[Records contained in a dataset]
★ ★ ★ ★ ★

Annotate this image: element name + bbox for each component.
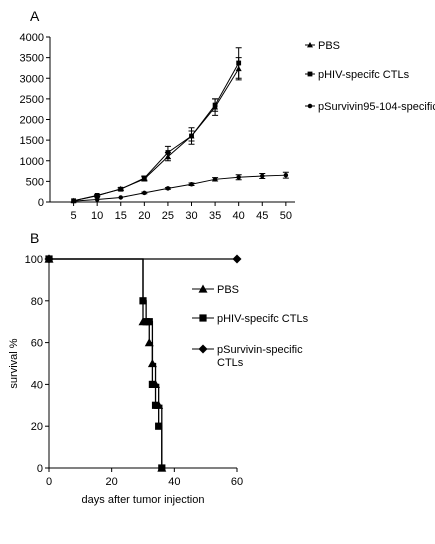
y-tick-label: 0 — [37, 463, 43, 475]
legend-marker — [198, 284, 208, 293]
panel-a-label: A — [30, 8, 40, 24]
x-tick-label: 50 — [280, 210, 292, 222]
y-tick-label: 0 — [38, 197, 44, 209]
y-tick-label: 40 — [31, 379, 43, 391]
data-point — [232, 254, 242, 264]
y-tick-label: 2500 — [20, 94, 44, 106]
data-point — [236, 175, 241, 180]
legend-marker — [307, 71, 313, 77]
y-tick-label: 80 — [31, 296, 43, 308]
data-point — [142, 190, 147, 196]
data-point — [155, 422, 163, 430]
series-line — [49, 258, 163, 468]
legend-marker — [307, 42, 313, 48]
y-tick-label: 4000 — [20, 32, 44, 44]
data-point — [144, 338, 154, 347]
data-point — [165, 186, 171, 191]
y-tick-label: 500 — [26, 176, 44, 188]
series-1 — [45, 255, 166, 472]
x-tick-label: 25 — [162, 210, 174, 222]
panel-b-label: B — [30, 230, 39, 246]
data-point — [260, 173, 265, 179]
x-tick-label: 30 — [185, 210, 197, 222]
series-line — [49, 258, 163, 468]
x-tick-label: 40 — [168, 476, 180, 488]
x-tick-label: 5 — [71, 210, 77, 222]
y-axis-title: survival % — [8, 338, 20, 388]
data-point — [44, 254, 54, 264]
y-tick-label: 3000 — [20, 73, 44, 85]
chart-b: 0 20 40 60 80 100 0 20 40 60 survival % days after … — [8, 254, 309, 506]
data-point — [148, 380, 156, 388]
data-point — [189, 182, 194, 187]
data-point — [212, 102, 218, 108]
series-line — [73, 62, 240, 202]
y-tick-label: 3500 — [20, 53, 44, 65]
data-point — [118, 186, 124, 192]
x-tick-label: 15 — [115, 210, 127, 222]
y-tick-label: 60 — [31, 338, 43, 350]
x-tick-label: 60 — [231, 476, 243, 488]
x-tick-label: 20 — [106, 476, 118, 488]
data-point — [236, 60, 242, 66]
legend-label: pSurvivin-specific CTLs — [217, 344, 303, 369]
series-line — [73, 174, 286, 202]
y-tick-label: 2000 — [20, 115, 44, 127]
series-1 — [71, 47, 242, 204]
data-point — [283, 172, 289, 178]
y-tick-label: 1000 — [20, 156, 44, 168]
data-point — [94, 193, 100, 198]
x-tick-label: 40 — [233, 210, 245, 222]
x-tick-label: 0 — [46, 476, 52, 488]
series-0 — [44, 254, 167, 472]
legend-label: pSurvivin95-104-specific CTLs — [318, 101, 435, 113]
data-point — [165, 150, 171, 155]
legend-label: PBS — [318, 40, 340, 52]
legend-label: PBS — [217, 284, 239, 296]
y-tick-label: 1500 — [20, 135, 44, 147]
y-tick-label: 100 — [25, 254, 43, 266]
data-point — [189, 133, 194, 139]
data-point — [151, 401, 160, 409]
legend-marker — [198, 344, 208, 354]
legend-marker — [199, 314, 207, 322]
data-point — [118, 195, 124, 200]
data-point — [94, 197, 100, 202]
legend-label: pHIV-specifc CTLs — [217, 313, 309, 325]
x-axis-title: days after tumor injection — [82, 494, 205, 506]
series-2 — [71, 171, 289, 204]
data-point — [139, 297, 147, 305]
x-tick-label: 10 — [91, 210, 103, 222]
y-tick-label: 20 — [31, 421, 43, 433]
data-point — [158, 464, 166, 472]
x-tick-label: 35 — [209, 210, 221, 222]
legend-marker — [307, 103, 313, 109]
x-tick-label: 45 — [256, 210, 268, 222]
data-point — [212, 177, 218, 182]
legend-label: pHIV-specifc CTLs — [318, 69, 410, 81]
chart-a: 0 500 1000 1500 2000 2500 3000 3500 4000 5 10 15 20 2… — [20, 32, 435, 222]
data-point — [145, 318, 153, 326]
data-point — [141, 175, 147, 181]
x-tick-label: 20 — [138, 210, 150, 222]
data-point — [71, 198, 76, 204]
series-2 — [44, 254, 242, 264]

★ ★ ★ ★ ★

In the records above, find the lines containing "legend" and copy them.

** Reply to the exercise **
legend-marker — [198, 284, 208, 293]
legend-marker — [307, 71, 313, 77]
legend-marker — [307, 42, 313, 48]
legend-label: pSurvivin-specific CTLs — [217, 344, 303, 369]
legend-label: pSurvivin95-104-specific CTLs — [318, 101, 435, 113]
legend-label: PBS — [318, 40, 340, 52]
legend-label: PBS — [217, 284, 239, 296]
legend-marker — [198, 344, 208, 354]
legend-marker — [199, 314, 207, 322]
legend-label: pHIV-specifc CTLs — [217, 313, 309, 325]
legend-marker — [307, 103, 313, 109]
legend-label: pHIV-specifc CTLs — [318, 69, 410, 81]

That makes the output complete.